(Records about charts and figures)
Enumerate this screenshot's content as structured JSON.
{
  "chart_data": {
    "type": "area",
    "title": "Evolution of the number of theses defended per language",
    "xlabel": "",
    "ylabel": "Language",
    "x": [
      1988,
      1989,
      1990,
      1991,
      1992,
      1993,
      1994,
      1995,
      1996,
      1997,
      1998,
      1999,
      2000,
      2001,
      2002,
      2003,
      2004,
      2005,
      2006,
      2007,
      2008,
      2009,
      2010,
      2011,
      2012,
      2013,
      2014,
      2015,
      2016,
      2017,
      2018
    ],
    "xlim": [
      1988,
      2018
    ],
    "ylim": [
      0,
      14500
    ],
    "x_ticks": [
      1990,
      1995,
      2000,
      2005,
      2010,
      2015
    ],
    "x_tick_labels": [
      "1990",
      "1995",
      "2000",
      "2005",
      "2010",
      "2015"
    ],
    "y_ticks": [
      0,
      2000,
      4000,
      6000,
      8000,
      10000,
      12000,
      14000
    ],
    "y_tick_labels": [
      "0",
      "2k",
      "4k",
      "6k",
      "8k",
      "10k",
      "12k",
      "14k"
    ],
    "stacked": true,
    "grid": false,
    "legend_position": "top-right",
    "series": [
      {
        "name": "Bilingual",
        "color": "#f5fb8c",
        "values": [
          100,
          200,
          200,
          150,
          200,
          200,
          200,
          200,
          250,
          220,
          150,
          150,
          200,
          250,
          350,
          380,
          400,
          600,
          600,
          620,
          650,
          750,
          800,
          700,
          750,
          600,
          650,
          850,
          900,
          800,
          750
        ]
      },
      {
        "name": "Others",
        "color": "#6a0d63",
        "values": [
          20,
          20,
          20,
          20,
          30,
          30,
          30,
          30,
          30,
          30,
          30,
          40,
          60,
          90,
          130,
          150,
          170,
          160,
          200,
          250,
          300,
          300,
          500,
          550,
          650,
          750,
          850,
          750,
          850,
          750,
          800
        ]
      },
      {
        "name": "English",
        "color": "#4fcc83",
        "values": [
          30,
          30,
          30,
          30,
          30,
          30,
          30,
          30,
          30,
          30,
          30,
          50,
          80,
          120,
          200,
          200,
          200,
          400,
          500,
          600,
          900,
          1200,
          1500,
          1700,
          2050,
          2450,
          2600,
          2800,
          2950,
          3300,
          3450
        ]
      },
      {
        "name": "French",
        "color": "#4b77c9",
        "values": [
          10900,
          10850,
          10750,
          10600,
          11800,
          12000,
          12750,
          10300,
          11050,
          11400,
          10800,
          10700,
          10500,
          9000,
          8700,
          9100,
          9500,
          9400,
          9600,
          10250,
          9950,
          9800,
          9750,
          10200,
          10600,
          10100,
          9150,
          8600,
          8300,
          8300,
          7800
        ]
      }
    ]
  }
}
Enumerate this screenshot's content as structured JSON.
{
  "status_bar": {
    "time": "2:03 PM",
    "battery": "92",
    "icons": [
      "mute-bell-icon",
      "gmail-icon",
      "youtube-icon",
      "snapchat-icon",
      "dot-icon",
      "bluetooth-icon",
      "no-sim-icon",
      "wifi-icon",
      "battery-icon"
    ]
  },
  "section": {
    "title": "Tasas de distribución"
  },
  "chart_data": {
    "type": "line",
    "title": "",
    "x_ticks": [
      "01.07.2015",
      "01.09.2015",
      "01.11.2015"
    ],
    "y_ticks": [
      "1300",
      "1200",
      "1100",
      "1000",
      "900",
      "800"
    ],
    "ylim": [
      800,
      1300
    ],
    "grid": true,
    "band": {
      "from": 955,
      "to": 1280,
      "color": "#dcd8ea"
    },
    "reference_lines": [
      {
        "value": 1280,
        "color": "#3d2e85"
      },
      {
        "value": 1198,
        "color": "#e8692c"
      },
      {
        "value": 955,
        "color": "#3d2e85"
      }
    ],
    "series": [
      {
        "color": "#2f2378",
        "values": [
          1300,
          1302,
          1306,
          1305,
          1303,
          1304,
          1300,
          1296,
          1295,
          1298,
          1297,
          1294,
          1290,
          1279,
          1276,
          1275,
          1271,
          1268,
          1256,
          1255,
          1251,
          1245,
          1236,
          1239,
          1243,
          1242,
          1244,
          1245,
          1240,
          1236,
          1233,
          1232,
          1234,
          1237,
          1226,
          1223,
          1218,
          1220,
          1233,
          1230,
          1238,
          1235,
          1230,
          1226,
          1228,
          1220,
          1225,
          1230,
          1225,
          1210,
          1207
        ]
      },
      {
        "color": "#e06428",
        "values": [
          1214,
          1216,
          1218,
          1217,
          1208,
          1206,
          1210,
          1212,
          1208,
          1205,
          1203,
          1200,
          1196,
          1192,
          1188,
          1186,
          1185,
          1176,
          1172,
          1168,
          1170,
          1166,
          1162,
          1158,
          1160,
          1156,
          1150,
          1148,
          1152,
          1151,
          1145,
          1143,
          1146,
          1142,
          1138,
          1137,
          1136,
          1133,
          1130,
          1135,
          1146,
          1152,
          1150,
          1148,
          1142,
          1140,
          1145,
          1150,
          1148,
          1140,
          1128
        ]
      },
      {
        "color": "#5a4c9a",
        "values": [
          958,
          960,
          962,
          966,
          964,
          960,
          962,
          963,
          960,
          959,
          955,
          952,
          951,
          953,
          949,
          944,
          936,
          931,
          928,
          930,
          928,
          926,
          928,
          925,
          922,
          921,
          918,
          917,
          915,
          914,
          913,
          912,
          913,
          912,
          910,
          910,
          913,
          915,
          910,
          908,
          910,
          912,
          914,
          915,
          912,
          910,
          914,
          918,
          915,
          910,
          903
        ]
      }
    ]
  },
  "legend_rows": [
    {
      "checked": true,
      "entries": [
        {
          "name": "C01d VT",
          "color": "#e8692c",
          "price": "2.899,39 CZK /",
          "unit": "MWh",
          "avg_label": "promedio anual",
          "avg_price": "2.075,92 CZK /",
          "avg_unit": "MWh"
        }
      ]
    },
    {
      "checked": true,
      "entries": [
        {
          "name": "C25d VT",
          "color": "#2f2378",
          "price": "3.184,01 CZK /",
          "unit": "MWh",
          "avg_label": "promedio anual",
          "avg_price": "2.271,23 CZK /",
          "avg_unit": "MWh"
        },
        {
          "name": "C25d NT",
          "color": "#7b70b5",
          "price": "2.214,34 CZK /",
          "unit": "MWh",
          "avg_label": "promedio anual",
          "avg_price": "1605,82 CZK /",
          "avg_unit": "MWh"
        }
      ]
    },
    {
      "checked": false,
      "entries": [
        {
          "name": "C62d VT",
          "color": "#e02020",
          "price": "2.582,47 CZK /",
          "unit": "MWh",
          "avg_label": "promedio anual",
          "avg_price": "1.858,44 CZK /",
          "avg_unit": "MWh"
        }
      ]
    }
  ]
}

* **PROBLEM REQUIREMENTS**
Go through the listing and copy all of it exactly.

* **WRITTEN ANSWER**
Enumerate this screenshot's content as structured JSON.
{
  "chart_data": {
    "type": "area",
    "title": "Evolution of the number of theses defended per language",
    "xlabel": "",
    "ylabel": "Language",
    "x": [
      1988,
      1989,
      1990,
      1991,
      1992,
      1993,
      1994,
      1995,
      1996,
      1997,
      1998,
      1999,
      2000,
      2001,
      2002,
      2003,
      2004,
      2005,
      2006,
      2007,
      2008,
      2009,
      2010,
      2011,
      2012,
      2013,
      2014,
      2015,
      2016,
      2017,
      2018
    ],
    "xlim": [
      1988,
      2018
    ],
    "ylim": [
      0,
      14500
    ],
    "x_ticks": [
      1990,
      1995,
      2000,
      2005,
      2010,
      2015
    ],
    "x_tick_labels": [
      "1990",
      "1995",
      "2000",
      "2005",
      "2010",
      "2015"
    ],
    "y_ticks": [
      0,
      2000,
      4000,
      6000,
      8000,
      10000,
      12000,
      14000
    ],
    "y_tick_labels": [
      "0",
      "2k",
      "4k",
      "6k",
      "8k",
      "10k",
      "12k",
      "14k"
    ],
    "stacked": true,
    "grid": false,
    "legend_position": "top-right",
    "series": [
      {
        "name": "Bilingual",
        "color": "#f5fb8c",
        "values": [
          100,
          200,
          200,
          150,
          200,
          200,
          200,
          200,
          250,
          220,
          150,
          150,
          200,
          250,
          350,
          380,
          400,
          600,
          600,
          620,
          650,
          750,
          800,
          700,
          750,
          600,
          650,
          850,
          900,
          800,
          750
        ]
      },
      {
        "name": "Others",
        "color": "#6a0d63",
        "values": [
          20,
          20,
          20,
          20,
          30,
          30,
          30,
          30,
          30,
          30,
          30,
          40,
          60,
          90,
          130,
          150,
          170,
          160,
          200,
          250,
          300,
          300,
          500,
          550,
          650,
          750,
          850,
          750,
          850,
          750,
          800
        ]
      },
      {
        "name": "English",
        "color": "#4fcc83",
        "values": [
          30,
          30,
          30,
          30,
          30,
          30,
          30,
          30,
          30,
          30,
          30,
          50,
          80,
          120,
          200,
          200,
          200,
          400,
          500,
          600,
          900,
          1200,
          1500,
          1700,
          2050,
          2450,
          2600,
          2800,
          2950,
          3300,
          3450
        ]
      },
      {
        "name": "French",
        "color": "#4b77c9",
        "values": [
          10900,
          10850,
          10750,
          10600,
          11800,
          12000,
          12750,
          10300,
          11050,
          11400,
          10800,
          10700,
          10500,
          9000,
          8700,
          9100,
          9500,
          9400,
          9600,
          10250,
          9950,
          9800,
          9750,
          10200,
          10600,
          10100,
          9150,
          8600,
          8300,
          8300,
          7800
        ]
      }
    ]
  }
}
Enumerate this screenshot's content as structured JSON.
{
  "status_bar": {
    "time": "2:03 PM",
    "battery": "92",
    "icons": [
      "mute-bell-icon",
      "gmail-icon",
      "youtube-icon",
      "snapchat-icon",
      "dot-icon",
      "bluetooth-icon",
      "no-sim-icon",
      "wifi-icon",
      "battery-icon"
    ]
  },
  "section": {
    "title": "Tasas de distribución"
  },
  "chart_data": {
    "type": "line",
    "title": "",
    "x_ticks": [
      "01.07.2015",
      "01.09.2015",
      "01.11.2015"
    ],
    "y_ticks": [
      "1300",
      "1200",
      "1100",
      "1000",
      "900",
      "800"
    ],
    "ylim": [
      800,
      1300
    ],
    "grid": true,
    "band": {
      "from": 955,
      "to": 1280,
      "color": "#dcd8ea"
    },
    "reference_lines": [
      {
        "value": 1280,
        "color": "#3d2e85"
      },
      {
        "value": 1198,
        "color": "#e8692c"
      },
      {
        "value": 955,
        "color": "#3d2e85"
      }
    ],
    "series": [
      {
        "color": "#2f2378",
        "values": [
          1300,
          1302,
          1306,
          1305,
          1303,
          1304,
          1300,
          1296,
          1295,
          1298,
          1297,
          1294,
          1290,
          1279,
          1276,
          1275,
          1271,
          1268,
          1256,
          1255,
          1251,
          1245,
          1236,
          1239,
          1243,
          1242,
          1244,
          1245,
          1240,
          1236,
          1233,
          1232,
          1234,
          1237,
          1226,
          1223,
          1218,
          1220,
          1233,
          1230,
          1238,
          1235,
          1230,
          1226,
          1228,
          1220,
          1225,
          1230,
          1225,
          1210,
          1207
        ]
      },
      {
        "color": "#e06428",
        "values": [
          1214,
          1216,
          1218,
          1217,
          1208,
          1206,
          1210,
          1212,
          1208,
          1205,
          1203,
          1200,
          1196,
          1192,
          1188,
          1186,
          1185,
          1176,
          1172,
          1168,
          1170,
          1166,
          1162,
          1158,
          1160,
          1156,
          1150,
          1148,
          1152,
          1151,
          1145,
          1143,
          1146,
          1142,
          1138,
          1137,
          1136,
          1133,
          1130,
          1135,
          1146,
          1152,
          1150,
          1148,
          1142,
          1140,
          1145,
          1150,
          1148,
          1140,
          1128
        ]
      },
      {
        "color": "#5a4c9a",
        "values": [
          958,
          960,
          962,
          966,
          964,
          960,
          962,
          963,
          960,
          959,
          955,
          952,
          951,
          953,
          949,
          944,
          936,
          931,
          928,
          930,
          928,
          926,
          928,
          925,
          922,
          921,
          918,
          917,
          915,
          914,
          913,
          912,
          913,
          912,
          910,
          910,
          913,
          915,
          910,
          908,
          910,
          912,
          914,
          915,
          912,
          910,
          914,
          918,
          915,
          910,
          903
        ]
      }
    ]
  },
  "legend_rows": [
    {
      "checked": true,
      "entries": [
        {
          "name": "C01d VT",
          "color": "#e8692c",
          "price": "2.899,39 CZK /",
          "unit": "MWh",
          "avg_label": "promedio anual",
          "avg_price": "2.075,92 CZK /",
          "avg_unit": "MWh"
        }
      ]
    },
    {
      "checked": true,
      "entries": [
        {
          "name": "C25d VT",
          "color": "#2f2378",
          "price": "3.184,01 CZK /",
          "unit": "MWh",
          "avg_label": "promedio anual",
          "avg_price": "2.271,23 CZK /",
          "avg_unit": "MWh"
        },
        {
          "name": "C25d NT",
          "color": "#7b70b5",
          "price": "2.214,34 CZK /",
          "unit": "MWh",
          "avg_label": "promedio anual",
          "avg_price": "1605,82 CZK /",
          "avg_unit": "MWh"
        }
      ]
    },
    {
      "checked": false,
      "entries": [
        {
          "name": "C62d VT",
          "color": "#e02020",
          "price": "2.582,47 CZK /",
          "unit": "MWh",
          "avg_label": "promedio anual",
          "avg_price": "1.858,44 CZK /",
          "avg_unit": "MWh"
        }
      ]
    }
  ]
}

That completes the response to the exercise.